AUSGANGSTEXT
Bern ist fern, das reimt sich. Gölä kann reimen, wettern kann er auch: Wie furchtbar «links» die Schweiz sei, dass sich nur die rechten Politiker um «das Volk» kümmern würden und die linken abgehobene Akademiker seien. Auch bei den rechten Parteivorständen regieren aber schon lange nicht mehr Bauern, geschweige denn «gewöhnlichen» Angestellte. Gölä hat jedoch in einem Punkt Recht: Das Parlament ist kein Querschnitt des Volkes, es besteht aus «Eliten» verschiedenster Prägung, links wie rechts. Zwangsläufig: Für den politischen Aufstieg braucht es meist Finanzen im Rücken und eine gewisse Bildung. Letzteres zum guten Glück, wir wollen ja nicht aus purer Sympathie Leute wählen, die noch weniger wissen als wir. Auch eine Portion Narzissmus gehört zu einem öffentlichen Amt. Wer sich nicht gerne reden hört und ungern vor Leute und Kameras steht, eignet sich kaum. Das schliesst nochmal viele «normale» Menschen aus. Vom Oberland her, auch Göläs Wohnort, kann man es also so sehen: Die dert unde, sy die dert obe, und Bern ist fern.

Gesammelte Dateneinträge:
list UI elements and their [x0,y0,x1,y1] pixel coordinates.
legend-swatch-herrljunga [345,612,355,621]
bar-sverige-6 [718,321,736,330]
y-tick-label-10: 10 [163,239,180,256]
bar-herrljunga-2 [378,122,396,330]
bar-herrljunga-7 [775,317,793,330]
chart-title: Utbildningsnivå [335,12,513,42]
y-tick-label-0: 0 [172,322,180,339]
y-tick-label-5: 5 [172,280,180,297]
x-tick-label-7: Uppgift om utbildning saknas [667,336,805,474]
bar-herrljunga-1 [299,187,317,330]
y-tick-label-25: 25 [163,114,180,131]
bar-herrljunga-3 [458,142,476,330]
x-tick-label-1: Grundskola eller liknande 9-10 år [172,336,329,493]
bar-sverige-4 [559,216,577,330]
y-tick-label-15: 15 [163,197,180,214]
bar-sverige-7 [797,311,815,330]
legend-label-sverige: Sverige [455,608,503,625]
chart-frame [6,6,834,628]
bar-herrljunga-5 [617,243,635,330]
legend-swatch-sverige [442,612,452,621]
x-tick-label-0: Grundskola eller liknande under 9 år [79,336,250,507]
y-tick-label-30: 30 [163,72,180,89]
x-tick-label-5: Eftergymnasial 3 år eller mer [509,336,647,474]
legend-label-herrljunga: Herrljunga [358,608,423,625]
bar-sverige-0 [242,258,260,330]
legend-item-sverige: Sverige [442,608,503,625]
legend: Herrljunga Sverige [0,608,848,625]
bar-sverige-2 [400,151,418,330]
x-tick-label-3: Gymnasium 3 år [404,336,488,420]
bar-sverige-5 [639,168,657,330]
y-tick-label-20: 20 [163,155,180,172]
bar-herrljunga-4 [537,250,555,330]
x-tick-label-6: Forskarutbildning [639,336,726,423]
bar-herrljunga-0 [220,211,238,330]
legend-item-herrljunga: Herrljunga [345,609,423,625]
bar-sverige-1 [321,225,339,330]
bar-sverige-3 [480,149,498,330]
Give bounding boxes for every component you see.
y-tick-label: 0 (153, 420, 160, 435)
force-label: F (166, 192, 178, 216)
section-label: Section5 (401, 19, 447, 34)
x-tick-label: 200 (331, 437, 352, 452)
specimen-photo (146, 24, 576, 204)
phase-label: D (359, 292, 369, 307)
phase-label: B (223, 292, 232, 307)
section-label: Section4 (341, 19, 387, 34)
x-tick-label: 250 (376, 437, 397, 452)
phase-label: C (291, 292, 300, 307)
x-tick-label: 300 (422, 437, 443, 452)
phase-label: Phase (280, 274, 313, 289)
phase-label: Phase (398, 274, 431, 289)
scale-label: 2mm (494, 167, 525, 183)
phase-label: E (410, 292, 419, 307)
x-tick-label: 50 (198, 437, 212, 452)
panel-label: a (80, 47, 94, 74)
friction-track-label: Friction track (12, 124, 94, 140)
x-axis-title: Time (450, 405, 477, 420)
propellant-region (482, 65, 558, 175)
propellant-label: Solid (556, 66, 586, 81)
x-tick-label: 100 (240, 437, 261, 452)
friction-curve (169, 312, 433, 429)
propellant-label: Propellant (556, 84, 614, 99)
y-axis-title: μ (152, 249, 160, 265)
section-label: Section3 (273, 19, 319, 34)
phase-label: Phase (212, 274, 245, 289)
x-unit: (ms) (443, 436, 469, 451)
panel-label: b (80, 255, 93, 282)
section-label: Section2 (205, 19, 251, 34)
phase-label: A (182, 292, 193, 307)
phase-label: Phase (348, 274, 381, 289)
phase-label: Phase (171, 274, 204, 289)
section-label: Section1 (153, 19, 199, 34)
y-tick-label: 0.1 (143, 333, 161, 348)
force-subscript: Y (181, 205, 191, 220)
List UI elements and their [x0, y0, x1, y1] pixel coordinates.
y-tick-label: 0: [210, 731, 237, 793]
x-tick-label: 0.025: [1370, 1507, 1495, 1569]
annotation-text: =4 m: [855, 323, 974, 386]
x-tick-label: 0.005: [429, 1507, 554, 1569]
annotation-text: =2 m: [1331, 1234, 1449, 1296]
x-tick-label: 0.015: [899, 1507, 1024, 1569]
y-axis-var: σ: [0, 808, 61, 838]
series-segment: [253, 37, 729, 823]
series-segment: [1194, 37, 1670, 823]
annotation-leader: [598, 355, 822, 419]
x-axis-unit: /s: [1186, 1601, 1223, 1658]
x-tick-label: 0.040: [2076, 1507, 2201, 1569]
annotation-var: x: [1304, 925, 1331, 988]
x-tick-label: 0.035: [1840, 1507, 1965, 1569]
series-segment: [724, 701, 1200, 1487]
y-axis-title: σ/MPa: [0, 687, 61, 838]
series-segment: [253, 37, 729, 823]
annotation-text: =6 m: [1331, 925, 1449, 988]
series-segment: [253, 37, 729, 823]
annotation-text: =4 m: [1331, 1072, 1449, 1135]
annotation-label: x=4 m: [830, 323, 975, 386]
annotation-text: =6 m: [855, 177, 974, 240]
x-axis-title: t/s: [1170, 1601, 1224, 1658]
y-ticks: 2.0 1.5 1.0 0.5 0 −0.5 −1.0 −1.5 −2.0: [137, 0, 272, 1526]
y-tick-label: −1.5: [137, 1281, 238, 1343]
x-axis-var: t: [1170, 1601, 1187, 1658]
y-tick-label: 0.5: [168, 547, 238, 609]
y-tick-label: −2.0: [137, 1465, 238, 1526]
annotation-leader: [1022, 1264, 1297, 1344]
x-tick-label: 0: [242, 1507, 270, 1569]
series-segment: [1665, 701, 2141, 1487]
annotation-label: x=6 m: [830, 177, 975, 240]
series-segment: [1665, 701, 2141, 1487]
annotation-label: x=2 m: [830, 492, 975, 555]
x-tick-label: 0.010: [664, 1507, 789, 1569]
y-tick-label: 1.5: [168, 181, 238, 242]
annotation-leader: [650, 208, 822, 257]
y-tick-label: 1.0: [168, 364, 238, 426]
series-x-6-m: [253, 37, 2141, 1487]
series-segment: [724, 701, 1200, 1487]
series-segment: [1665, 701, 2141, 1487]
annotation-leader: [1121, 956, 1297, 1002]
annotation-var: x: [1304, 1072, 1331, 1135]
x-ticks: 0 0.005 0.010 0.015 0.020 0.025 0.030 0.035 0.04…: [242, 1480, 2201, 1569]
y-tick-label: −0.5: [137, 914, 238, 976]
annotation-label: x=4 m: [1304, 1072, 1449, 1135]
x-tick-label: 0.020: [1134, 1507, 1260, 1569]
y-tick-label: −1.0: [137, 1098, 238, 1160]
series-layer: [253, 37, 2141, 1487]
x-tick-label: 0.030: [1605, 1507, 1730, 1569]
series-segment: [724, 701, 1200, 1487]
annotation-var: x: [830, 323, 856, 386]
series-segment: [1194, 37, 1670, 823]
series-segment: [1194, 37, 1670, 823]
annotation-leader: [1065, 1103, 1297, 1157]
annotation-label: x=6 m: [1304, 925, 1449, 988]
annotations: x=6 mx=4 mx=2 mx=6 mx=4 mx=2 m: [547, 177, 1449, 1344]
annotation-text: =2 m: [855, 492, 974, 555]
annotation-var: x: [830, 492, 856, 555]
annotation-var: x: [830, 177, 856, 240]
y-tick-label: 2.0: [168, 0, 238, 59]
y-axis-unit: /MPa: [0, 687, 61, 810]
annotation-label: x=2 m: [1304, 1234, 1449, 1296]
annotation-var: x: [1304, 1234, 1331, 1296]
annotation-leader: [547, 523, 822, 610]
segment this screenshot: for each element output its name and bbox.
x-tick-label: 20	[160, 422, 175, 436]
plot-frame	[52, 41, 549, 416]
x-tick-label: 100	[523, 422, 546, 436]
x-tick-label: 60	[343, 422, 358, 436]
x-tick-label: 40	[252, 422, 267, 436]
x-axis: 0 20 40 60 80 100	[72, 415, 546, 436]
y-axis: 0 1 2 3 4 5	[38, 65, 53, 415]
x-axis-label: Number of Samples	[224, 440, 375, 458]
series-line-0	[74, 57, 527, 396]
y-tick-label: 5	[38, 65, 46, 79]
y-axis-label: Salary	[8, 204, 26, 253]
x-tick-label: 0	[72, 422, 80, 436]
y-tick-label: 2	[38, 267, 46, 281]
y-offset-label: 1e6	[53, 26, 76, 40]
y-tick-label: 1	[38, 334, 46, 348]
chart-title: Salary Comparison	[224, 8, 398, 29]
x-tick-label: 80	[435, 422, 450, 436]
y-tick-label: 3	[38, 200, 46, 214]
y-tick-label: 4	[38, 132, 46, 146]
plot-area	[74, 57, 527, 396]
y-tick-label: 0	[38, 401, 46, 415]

ZU ERLEDIGENDE AUFGABEN
1) Was braucht es laut dem Text über Gölä und das Parlament meist für den politischen Aufstieg?
2) Bitte führe den Text über Gölä und das Parlament im Anschluss an seinen letzten Satz weiter.

ANTWORTEN
1) Meist Finanzen im Rücken und eine gewisse Bildung.

2)
Mit den Wahlen in den USA stellt sich die Frage neu, was eine wählbare Persönlichkeit ist.  Einerseits wissen wir unterdessen, dass auch der vielseits geschätzte J.F. Kennedy ein medikamentesüchtiger Fremdgeher war. Oft ist es ein Segen, nicht alles zu wissen. Politik und Privatleben haben nur bedingt miteinander zu tun. Aber es ist erschreckend, dass jemand wie Trump für gerade die konservativen Menschen wählbar war, jemand der sich kaum an den Konsens des Anstandes hält und seine bewiesenen Lügen einfach mit neuem Lärm zu News von gestern macht. Der das Beharren der medialen Öffentlichkeit auf Fakten als «politisch korrektes» Theater abtut. Und in seinem Fahrwasser wird auch hierzulande eine Kampagne gegen politische Korrektheit gefahren.

Ich höre mich immer wieder mal etwas denken, das mich selber erschreckt. Und ich halte es für meinen zivilisierten Beitrag an die Gemeinschaft, dass ich meine Meinungen und Gedanken reflektiere, in einen grösseren Kontext stelle und nicht einfach jeden Schmutz hinausposaune, zu dem mein Geist fähig ist. «Das muss man sagen dürfen», ist eine Seite. Die Debatte um politische Korrektheit wird aber oft unverantwortlich geführt: Es ist richtig, dass es Dinge gibt, die man nicht öffentlich sagt, auch wenn man sie als wahr empfindet. Weil sie Gift streuen, Konflikte schüren und keine lösen. Das friedliche Leben in der Gemeinschaft, auch privat, ist darauf angewiesen, dass man einander nicht alles ins Gesicht sagt, was man auch noch denkt. Besonders dann nicht, wenn man nur «es Gfüehl het» und keine Fakten. Reale Probleme sollen natürlich thematisiert werden können. Aber auf Sündenböcke zu zeigen ist fern von Problemlösung. Meistens schafft die Ausgrenzung viel mehr neue Probleme.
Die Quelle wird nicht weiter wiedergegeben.